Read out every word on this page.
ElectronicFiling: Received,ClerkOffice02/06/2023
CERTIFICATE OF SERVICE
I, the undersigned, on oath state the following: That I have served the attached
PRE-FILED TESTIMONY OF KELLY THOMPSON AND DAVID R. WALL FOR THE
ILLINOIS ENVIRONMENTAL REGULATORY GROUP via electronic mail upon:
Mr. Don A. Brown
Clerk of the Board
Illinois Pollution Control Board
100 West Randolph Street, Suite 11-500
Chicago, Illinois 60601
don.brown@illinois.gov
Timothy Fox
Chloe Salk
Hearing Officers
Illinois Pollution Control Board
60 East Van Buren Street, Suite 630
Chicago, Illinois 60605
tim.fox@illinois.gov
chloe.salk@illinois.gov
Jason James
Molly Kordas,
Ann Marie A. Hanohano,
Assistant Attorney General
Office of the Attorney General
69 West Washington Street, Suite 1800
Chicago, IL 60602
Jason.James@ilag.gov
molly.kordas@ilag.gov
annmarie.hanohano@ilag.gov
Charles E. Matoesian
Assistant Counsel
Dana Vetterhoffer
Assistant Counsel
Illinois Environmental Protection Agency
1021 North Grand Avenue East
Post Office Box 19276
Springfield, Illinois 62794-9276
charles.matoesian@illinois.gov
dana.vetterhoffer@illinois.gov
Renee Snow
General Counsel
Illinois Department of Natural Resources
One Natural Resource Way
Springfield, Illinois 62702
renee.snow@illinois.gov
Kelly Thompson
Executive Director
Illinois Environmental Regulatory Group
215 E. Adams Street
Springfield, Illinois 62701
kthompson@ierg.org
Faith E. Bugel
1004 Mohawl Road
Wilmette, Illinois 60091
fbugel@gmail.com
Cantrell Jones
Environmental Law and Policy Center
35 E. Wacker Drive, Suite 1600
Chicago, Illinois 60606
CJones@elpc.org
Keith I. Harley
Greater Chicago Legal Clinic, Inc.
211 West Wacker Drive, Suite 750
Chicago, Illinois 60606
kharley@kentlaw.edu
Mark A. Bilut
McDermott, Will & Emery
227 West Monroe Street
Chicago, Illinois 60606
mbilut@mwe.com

---

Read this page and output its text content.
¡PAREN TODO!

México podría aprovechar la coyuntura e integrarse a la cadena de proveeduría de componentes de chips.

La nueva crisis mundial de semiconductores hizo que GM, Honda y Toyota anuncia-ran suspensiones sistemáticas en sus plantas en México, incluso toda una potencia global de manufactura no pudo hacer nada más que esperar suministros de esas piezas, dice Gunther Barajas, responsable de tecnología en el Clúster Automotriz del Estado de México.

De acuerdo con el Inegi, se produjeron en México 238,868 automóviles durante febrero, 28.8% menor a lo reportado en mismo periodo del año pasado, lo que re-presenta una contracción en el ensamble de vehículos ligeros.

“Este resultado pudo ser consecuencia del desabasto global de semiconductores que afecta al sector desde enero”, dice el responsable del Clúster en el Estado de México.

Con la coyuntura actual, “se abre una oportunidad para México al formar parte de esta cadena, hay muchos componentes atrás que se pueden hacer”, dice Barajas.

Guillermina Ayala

_What is expected_:
Copy each line above that contains the word "componentes".

_Exercise result_:
México podría aprovechar la coyuntura e integrarse a la cadena de proveeduría de componentes de chips.
Con la coyuntura actual, “se abre una oportunidad para México al formar parte de esta cadena, hay muchos componentes atrás que se pueden hacer”, dice Barajas.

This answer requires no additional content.